**Directions for this task**
Set down the data character for character, starting with the line that contains "list-item[interactable]: 046:木盾 <box>19" and going on through the line that contains "scroll-thumb[interactable]: ≡ <box>179", both lines included.

**Data shown**
*-*-*
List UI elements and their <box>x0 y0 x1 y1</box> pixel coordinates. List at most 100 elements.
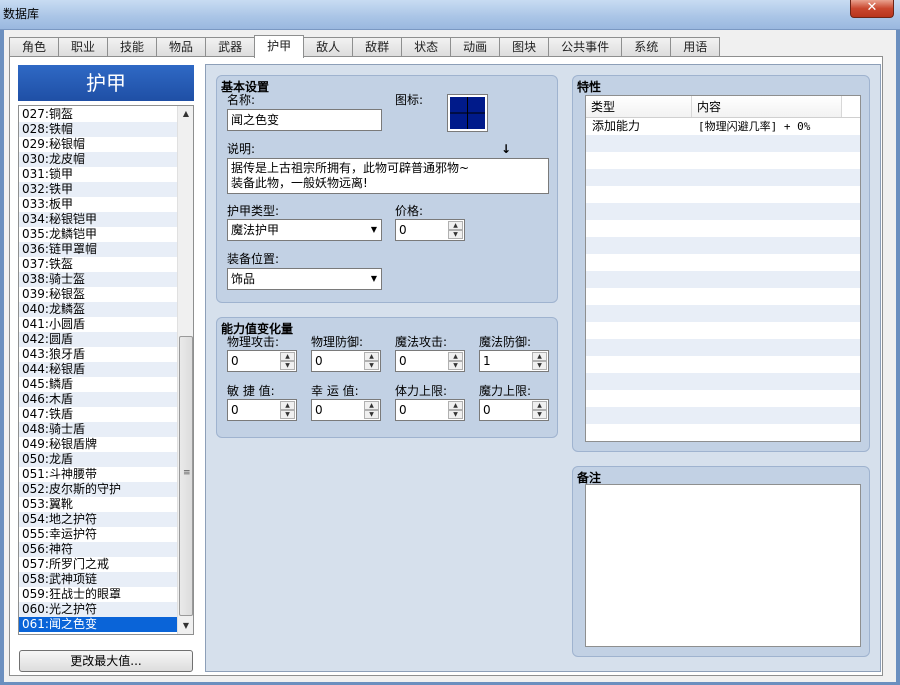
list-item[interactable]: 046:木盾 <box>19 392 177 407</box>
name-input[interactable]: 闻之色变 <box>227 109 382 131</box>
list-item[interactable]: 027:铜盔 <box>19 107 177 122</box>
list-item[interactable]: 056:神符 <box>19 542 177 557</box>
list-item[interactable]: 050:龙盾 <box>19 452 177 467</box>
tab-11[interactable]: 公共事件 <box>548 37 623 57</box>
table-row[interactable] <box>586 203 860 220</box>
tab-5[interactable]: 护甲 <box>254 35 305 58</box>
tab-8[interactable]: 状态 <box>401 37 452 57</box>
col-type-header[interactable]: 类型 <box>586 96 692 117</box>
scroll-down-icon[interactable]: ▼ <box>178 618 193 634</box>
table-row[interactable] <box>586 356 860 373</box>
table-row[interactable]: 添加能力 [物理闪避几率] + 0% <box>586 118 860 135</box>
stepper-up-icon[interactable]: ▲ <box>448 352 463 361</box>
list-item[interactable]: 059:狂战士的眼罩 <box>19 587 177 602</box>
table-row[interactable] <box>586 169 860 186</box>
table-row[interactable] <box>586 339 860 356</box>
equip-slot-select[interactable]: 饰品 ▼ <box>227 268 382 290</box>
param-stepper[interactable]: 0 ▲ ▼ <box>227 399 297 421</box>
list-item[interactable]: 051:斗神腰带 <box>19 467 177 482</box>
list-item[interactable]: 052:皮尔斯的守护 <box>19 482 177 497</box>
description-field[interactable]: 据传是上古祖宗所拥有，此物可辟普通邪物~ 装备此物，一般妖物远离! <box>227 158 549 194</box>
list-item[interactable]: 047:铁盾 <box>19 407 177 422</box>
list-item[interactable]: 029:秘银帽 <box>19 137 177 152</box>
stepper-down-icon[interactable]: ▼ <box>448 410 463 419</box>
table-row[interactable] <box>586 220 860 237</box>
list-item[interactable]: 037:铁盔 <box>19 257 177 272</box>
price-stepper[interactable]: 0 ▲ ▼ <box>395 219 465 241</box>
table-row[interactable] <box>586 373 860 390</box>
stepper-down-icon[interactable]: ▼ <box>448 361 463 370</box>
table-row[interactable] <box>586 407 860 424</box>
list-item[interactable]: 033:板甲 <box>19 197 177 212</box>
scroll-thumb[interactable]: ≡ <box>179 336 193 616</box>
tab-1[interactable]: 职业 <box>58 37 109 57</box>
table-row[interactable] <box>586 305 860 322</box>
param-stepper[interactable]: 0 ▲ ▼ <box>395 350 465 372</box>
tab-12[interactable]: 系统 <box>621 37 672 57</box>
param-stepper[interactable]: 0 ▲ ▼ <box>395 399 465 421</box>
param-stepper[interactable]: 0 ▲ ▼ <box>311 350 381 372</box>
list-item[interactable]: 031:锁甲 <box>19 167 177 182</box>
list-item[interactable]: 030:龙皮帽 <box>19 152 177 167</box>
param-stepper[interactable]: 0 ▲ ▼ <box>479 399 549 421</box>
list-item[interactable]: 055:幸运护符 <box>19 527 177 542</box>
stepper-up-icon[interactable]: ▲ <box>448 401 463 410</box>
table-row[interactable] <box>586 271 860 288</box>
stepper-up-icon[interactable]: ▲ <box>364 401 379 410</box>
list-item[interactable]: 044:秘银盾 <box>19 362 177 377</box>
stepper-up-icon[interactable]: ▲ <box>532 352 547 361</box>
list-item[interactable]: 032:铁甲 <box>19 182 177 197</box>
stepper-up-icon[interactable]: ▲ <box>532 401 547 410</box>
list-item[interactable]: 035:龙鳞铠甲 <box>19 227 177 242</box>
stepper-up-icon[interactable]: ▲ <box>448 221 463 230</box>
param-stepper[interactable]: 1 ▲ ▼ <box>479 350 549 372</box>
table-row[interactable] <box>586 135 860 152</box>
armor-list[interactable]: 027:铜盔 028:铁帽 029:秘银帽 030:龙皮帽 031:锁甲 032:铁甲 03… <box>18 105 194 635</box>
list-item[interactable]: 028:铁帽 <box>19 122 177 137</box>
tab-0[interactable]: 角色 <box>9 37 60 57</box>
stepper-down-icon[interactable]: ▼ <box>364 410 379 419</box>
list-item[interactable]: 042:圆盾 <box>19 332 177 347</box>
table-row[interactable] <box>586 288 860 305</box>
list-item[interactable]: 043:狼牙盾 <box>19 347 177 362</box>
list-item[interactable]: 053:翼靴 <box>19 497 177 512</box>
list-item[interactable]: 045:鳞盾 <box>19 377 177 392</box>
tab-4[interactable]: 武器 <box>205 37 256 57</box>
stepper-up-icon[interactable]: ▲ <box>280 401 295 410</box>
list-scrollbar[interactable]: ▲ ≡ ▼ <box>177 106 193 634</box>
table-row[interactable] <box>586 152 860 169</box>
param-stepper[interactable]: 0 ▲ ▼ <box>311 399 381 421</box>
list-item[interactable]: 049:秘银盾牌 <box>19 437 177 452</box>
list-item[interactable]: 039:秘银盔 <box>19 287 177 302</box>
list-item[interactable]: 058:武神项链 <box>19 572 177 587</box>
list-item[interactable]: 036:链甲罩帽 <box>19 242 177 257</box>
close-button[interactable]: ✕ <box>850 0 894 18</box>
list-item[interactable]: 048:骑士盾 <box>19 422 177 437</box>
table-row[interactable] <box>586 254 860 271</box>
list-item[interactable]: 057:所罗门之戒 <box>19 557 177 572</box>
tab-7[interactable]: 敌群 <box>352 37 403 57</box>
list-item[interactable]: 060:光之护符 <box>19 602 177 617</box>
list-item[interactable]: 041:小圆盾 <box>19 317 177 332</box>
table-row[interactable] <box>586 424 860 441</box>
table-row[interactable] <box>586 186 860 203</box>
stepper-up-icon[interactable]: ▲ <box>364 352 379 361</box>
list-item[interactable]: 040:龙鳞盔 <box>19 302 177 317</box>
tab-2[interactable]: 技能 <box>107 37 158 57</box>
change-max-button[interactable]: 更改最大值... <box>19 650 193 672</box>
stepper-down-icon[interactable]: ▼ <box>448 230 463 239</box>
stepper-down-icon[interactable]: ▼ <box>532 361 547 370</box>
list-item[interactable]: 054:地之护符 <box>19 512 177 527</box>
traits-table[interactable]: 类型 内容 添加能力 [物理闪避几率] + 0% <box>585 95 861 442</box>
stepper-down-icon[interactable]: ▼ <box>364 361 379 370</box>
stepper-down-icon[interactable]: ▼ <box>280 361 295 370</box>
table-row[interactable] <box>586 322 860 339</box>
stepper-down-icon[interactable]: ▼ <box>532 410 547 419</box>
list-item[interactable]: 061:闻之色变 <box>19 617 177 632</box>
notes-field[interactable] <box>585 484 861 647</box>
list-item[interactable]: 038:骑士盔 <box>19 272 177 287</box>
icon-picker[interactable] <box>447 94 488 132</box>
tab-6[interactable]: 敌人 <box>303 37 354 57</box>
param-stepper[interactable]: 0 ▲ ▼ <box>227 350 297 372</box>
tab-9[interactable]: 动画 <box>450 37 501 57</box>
*-*-*
**Complete answer**
list-item[interactable]: 046:木盾 <box>19 392 177 407</box>
name-input[interactable]: 闻之色变 <box>227 109 382 131</box>
list-item[interactable]: 027:铜盔 <box>19 107 177 122</box>
list-item[interactable]: 056:神符 <box>19 542 177 557</box>
list-item[interactable]: 050:龙盾 <box>19 452 177 467</box>
tab-11[interactable]: 公共事件 <box>548 37 623 57</box>
table-row[interactable] <box>586 203 860 220</box>
tab-5[interactable]: 护甲 <box>254 35 305 58</box>
tab-8[interactable]: 状态 <box>401 37 452 57</box>
col-type-header[interactable]: 类型 <box>586 96 692 117</box>
scroll-down-icon[interactable]: ▼ <box>178 618 193 634</box>
table-row[interactable] <box>586 356 860 373</box>
table-row[interactable]: 添加能力 [物理闪避几率] + 0% <box>586 118 860 135</box>
stepper-up-icon[interactable]: ▲ <box>448 352 463 361</box>
list-item[interactable]: 059:狂战士的眼罩 <box>19 587 177 602</box>
table-row[interactable] <box>586 169 860 186</box>
table-row[interactable] <box>586 339 860 356</box>
equip-slot-select[interactable]: 饰品 ▼ <box>227 268 382 290</box>
param-stepper[interactable]: 0 ▲ ▼ <box>227 399 297 421</box>
list-item[interactable]: 051:斗神腰带 <box>19 467 177 482</box>
list-item[interactable]: 052:皮尔斯的守护 <box>19 482 177 497</box>
description-field[interactable]: 据传是上古祖宗所拥有，此物可辟普通邪物~ 装备此物，一般妖物远离! <box>227 158 549 194</box>
list-item[interactable]: 047:铁盾 <box>19 407 177 422</box>
list-item[interactable]: 029:秘银帽 <box>19 137 177 152</box>
stepper-down-icon[interactable]: ▼ <box>448 410 463 419</box>
table-row[interactable] <box>586 220 860 237</box>
list-item[interactable]: 037:铁盔 <box>19 257 177 272</box>
price-stepper[interactable]: 0 ▲ ▼ <box>395 219 465 241</box>
table-row[interactable] <box>586 373 860 390</box>
stepper-down-icon[interactable]: ▼ <box>448 361 463 370</box>
table-row[interactable] <box>586 407 860 424</box>
list-item[interactable]: 033:板甲 <box>19 197 177 212</box>
scroll-thumb[interactable]: ≡ <box>179 336 193 616</box>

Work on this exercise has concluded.